▸ **Work to do**
Type every record exactly as it appears.

====== Task material ======

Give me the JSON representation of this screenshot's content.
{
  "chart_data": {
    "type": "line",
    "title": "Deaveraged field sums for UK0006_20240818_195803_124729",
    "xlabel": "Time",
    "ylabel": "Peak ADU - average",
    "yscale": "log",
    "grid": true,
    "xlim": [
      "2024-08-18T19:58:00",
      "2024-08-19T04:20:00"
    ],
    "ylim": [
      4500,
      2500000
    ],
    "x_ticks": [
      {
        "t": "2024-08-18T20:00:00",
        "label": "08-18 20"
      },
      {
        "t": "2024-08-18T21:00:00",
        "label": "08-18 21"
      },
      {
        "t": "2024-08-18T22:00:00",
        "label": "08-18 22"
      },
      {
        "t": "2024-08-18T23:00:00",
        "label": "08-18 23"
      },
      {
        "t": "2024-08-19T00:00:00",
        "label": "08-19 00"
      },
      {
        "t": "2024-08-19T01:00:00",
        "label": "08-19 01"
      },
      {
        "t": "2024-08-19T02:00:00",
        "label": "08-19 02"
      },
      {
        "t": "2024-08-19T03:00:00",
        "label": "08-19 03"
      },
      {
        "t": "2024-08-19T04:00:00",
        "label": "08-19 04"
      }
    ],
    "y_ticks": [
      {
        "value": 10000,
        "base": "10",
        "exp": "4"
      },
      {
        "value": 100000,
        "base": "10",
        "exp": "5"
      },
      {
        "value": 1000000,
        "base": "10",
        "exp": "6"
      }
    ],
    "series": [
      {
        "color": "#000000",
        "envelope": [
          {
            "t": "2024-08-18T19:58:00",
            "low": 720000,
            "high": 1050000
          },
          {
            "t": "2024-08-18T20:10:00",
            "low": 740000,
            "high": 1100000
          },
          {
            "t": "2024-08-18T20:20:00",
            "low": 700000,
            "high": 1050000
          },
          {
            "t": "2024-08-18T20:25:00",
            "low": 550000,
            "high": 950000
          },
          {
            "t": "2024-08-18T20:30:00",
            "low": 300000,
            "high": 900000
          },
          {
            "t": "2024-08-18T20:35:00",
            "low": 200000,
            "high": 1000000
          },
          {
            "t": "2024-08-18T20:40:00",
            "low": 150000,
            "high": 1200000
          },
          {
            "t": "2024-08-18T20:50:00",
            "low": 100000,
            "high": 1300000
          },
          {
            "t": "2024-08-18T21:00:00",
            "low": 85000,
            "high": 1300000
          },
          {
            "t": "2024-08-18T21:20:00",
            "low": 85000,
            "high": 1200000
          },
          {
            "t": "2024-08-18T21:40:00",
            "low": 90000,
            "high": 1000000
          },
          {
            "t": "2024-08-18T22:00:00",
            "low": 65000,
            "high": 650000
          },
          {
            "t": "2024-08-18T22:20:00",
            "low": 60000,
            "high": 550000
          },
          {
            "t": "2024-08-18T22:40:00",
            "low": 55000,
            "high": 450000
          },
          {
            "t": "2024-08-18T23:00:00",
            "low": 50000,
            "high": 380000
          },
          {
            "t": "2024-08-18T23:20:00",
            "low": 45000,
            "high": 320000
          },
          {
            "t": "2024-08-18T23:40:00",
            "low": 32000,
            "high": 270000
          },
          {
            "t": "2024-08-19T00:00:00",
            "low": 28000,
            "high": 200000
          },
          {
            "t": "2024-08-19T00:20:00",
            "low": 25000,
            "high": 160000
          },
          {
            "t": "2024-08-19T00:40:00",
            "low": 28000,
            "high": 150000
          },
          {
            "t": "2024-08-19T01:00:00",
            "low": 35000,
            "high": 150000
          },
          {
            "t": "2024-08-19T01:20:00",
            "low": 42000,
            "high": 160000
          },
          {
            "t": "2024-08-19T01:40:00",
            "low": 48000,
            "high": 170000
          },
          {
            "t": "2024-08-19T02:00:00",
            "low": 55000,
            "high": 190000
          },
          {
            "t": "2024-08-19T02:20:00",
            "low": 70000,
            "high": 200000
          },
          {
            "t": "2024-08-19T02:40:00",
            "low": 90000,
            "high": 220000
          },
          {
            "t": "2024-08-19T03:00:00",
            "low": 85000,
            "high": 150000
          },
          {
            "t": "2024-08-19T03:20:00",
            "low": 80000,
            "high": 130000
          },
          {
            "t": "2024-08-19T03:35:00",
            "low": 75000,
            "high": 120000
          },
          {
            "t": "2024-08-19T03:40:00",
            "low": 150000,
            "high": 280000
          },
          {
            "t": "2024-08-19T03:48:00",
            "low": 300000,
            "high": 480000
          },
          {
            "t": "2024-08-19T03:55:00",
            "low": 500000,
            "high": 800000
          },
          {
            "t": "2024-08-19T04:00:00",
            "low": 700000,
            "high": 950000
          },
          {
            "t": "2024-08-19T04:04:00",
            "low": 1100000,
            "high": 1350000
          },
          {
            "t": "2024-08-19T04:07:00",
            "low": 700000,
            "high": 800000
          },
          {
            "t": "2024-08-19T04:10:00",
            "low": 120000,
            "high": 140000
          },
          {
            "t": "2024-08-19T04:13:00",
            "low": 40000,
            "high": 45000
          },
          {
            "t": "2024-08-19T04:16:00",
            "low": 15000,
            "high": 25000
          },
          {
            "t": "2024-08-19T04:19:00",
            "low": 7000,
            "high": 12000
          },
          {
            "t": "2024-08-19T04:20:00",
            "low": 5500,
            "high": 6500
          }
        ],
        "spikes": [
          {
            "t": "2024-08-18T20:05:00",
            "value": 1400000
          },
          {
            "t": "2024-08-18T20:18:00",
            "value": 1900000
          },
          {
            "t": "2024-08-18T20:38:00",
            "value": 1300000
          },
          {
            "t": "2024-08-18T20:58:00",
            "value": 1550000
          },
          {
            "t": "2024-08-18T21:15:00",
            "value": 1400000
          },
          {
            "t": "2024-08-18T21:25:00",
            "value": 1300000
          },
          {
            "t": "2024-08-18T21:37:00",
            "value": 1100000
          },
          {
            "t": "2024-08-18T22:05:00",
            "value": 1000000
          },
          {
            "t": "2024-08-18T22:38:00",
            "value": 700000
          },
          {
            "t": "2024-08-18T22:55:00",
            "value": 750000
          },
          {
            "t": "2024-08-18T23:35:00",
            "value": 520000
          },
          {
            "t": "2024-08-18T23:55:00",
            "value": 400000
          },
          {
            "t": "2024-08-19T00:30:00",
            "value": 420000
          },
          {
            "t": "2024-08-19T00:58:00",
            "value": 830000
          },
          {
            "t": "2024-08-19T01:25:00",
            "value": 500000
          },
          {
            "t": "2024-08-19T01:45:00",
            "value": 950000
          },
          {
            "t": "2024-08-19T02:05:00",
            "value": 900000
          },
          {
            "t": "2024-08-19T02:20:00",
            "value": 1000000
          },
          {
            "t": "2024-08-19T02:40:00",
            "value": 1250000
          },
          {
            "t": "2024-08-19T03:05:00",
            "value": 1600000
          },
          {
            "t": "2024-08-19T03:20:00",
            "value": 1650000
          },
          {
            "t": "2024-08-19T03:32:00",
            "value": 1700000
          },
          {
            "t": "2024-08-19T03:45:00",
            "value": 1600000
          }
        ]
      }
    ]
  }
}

======

▸ **Task solution**
Give me the JSON representation of this screenshot's content.
{
  "chart_data": {
    "type": "line",
    "title": "Deaveraged field sums for UK0006_20240818_195803_124729",
    "xlabel": "Time",
    "ylabel": "Peak ADU - average",
    "yscale": "log",
    "grid": true,
    "xlim": [
      "2024-08-18T19:58:00",
      "2024-08-19T04:20:00"
    ],
    "ylim": [
      4500,
      2500000
    ],
    "x_ticks": [
      {
        "t": "2024-08-18T20:00:00",
        "label": "08-18 20"
      },
      {
        "t": "2024-08-18T21:00:00",
        "label": "08-18 21"
      },
      {
        "t": "2024-08-18T22:00:00",
        "label": "08-18 22"
      },
      {
        "t": "2024-08-18T23:00:00",
        "label": "08-18 23"
      },
      {
        "t": "2024-08-19T00:00:00",
        "label": "08-19 00"
      },
      {
        "t": "2024-08-19T01:00:00",
        "label": "08-19 01"
      },
      {
        "t": "2024-08-19T02:00:00",
        "label": "08-19 02"
      },
      {
        "t": "2024-08-19T03:00:00",
        "label": "08-19 03"
      },
      {
        "t": "2024-08-19T04:00:00",
        "label": "08-19 04"
      }
    ],
    "y_ticks": [
      {
        "value": 10000,
        "base": "10",
        "exp": "4"
      },
      {
        "value": 100000,
        "base": "10",
        "exp": "5"
      },
      {
        "value": 1000000,
        "base": "10",
        "exp": "6"
      }
    ],
    "series": [
      {
        "color": "#000000",
        "envelope": [
          {
            "t": "2024-08-18T19:58:00",
            "low": 720000,
            "high": 1050000
          },
          {
            "t": "2024-08-18T20:10:00",
            "low": 740000,
            "high": 1100000
          },
          {
            "t": "2024-08-18T20:20:00",
            "low": 700000,
            "high": 1050000
          },
          {
            "t": "2024-08-18T20:25:00",
            "low": 550000,
            "high": 950000
          },
          {
            "t": "2024-08-18T20:30:00",
            "low": 300000,
            "high": 900000
          },
          {
            "t": "2024-08-18T20:35:00",
            "low": 200000,
            "high": 1000000
          },
          {
            "t": "2024-08-18T20:40:00",
            "low": 150000,
            "high": 1200000
          },
          {
            "t": "2024-08-18T20:50:00",
            "low": 100000,
            "high": 1300000
          },
          {
            "t": "2024-08-18T21:00:00",
            "low": 85000,
            "high": 1300000
          },
          {
            "t": "2024-08-18T21:20:00",
            "low": 85000,
            "high": 1200000
          },
          {
            "t": "2024-08-18T21:40:00",
            "low": 90000,
            "high": 1000000
          },
          {
            "t": "2024-08-18T22:00:00",
            "low": 65000,
            "high": 650000
          },
          {
            "t": "2024-08-18T22:20:00",
            "low": 60000,
            "high": 550000
          },
          {
            "t": "2024-08-18T22:40:00",
            "low": 55000,
            "high": 450000
          },
          {
            "t": "2024-08-18T23:00:00",
            "low": 50000,
            "high": 380000
          },
          {
            "t": "2024-08-18T23:20:00",
            "low": 45000,
            "high": 320000
          },
          {
            "t": "2024-08-18T23:40:00",
            "low": 32000,
            "high": 270000
          },
          {
            "t": "2024-08-19T00:00:00",
            "low": 28000,
            "high": 200000
          },
          {
            "t": "2024-08-19T00:20:00",
            "low": 25000,
            "high": 160000
          },
          {
            "t": "2024-08-19T00:40:00",
            "low": 28000,
            "high": 150000
          },
          {
            "t": "2024-08-19T01:00:00",
            "low": 35000,
            "high": 150000
          },
          {
            "t": "2024-08-19T01:20:00",
            "low": 42000,
            "high": 160000
          },
          {
            "t": "2024-08-19T01:40:00",
            "low": 48000,
            "high": 170000
          },
          {
            "t": "2024-08-19T02:00:00",
            "low": 55000,
            "high": 190000
          },
          {
            "t": "2024-08-19T02:20:00",
            "low": 70000,
            "high": 200000
          },
          {
            "t": "2024-08-19T02:40:00",
            "low": 90000,
            "high": 220000
          },
          {
            "t": "2024-08-19T03:00:00",
            "low": 85000,
            "high": 150000
          },
          {
            "t": "2024-08-19T03:20:00",
            "low": 80000,
            "high": 130000
          },
          {
            "t": "2024-08-19T03:35:00",
            "low": 75000,
            "high": 120000
          },
          {
            "t": "2024-08-19T03:40:00",
            "low": 150000,
            "high": 280000
          },
          {
            "t": "2024-08-19T03:48:00",
            "low": 300000,
            "high": 480000
          },
          {
            "t": "2024-08-19T03:55:00",
            "low": 500000,
            "high": 800000
          },
          {
            "t": "2024-08-19T04:00:00",
            "low": 700000,
            "high": 950000
          },
          {
            "t": "2024-08-19T04:04:00",
            "low": 1100000,
            "high": 1350000
          },
          {
            "t": "2024-08-19T04:07:00",
            "low": 700000,
            "high": 800000
          },
          {
            "t": "2024-08-19T04:10:00",
            "low": 120000,
            "high": 140000
          },
          {
            "t": "2024-08-19T04:13:00",
            "low": 40000,
            "high": 45000
          },
          {
            "t": "2024-08-19T04:16:00",
            "low": 15000,
            "high": 25000
          },
          {
            "t": "2024-08-19T04:19:00",
            "low": 7000,
            "high": 12000
          },
          {
            "t": "2024-08-19T04:20:00",
            "low": 5500,
            "high": 6500
          }
        ],
        "spikes": [
          {
            "t": "2024-08-18T20:05:00",
            "value": 1400000
          },
          {
            "t": "2024-08-18T20:18:00",
            "value": 1900000
          },
          {
            "t": "2024-08-18T20:38:00",
            "value": 1300000
          },
          {
            "t": "2024-08-18T20:58:00",
            "value": 1550000
          },
          {
            "t": "2024-08-18T21:15:00",
            "value": 1400000
          },
          {
            "t": "2024-08-18T21:25:00",
            "value": 1300000
          },
          {
            "t": "2024-08-18T21:37:00",
            "value": 1100000
          },
          {
            "t": "2024-08-18T22:05:00",
            "value": 1000000
          },
          {
            "t": "2024-08-18T22:38:00",
            "value": 700000
          },
          {
            "t": "2024-08-18T22:55:00",
            "value": 750000
          },
          {
            "t": "2024-08-18T23:35:00",
            "value": 520000
          },
          {
            "t": "2024-08-18T23:55:00",
            "value": 400000
          },
          {
            "t": "2024-08-19T00:30:00",
            "value": 420000
          },
          {
            "t": "2024-08-19T00:58:00",
            "value": 830000
          },
          {
            "t": "2024-08-19T01:25:00",
            "value": 500000
          },
          {
            "t": "2024-08-19T01:45:00",
            "value": 950000
          },
          {
            "t": "2024-08-19T02:05:00",
            "value": 900000
          },
          {
            "t": "2024-08-19T02:20:00",
            "value": 1000000
          },
          {
            "t": "2024-08-19T02:40:00",
            "value": 1250000
          },
          {
            "t": "2024-08-19T03:05:00",
            "value": 1600000
          },
          {
            "t": "2024-08-19T03:20:00",
            "value": 1650000
          },
          {
            "t": "2024-08-19T03:32:00",
            "value": 1700000
          },
          {
            "t": "2024-08-19T03:45:00",
            "value": 1600000
          }
        ]
      }
    ]
  }
}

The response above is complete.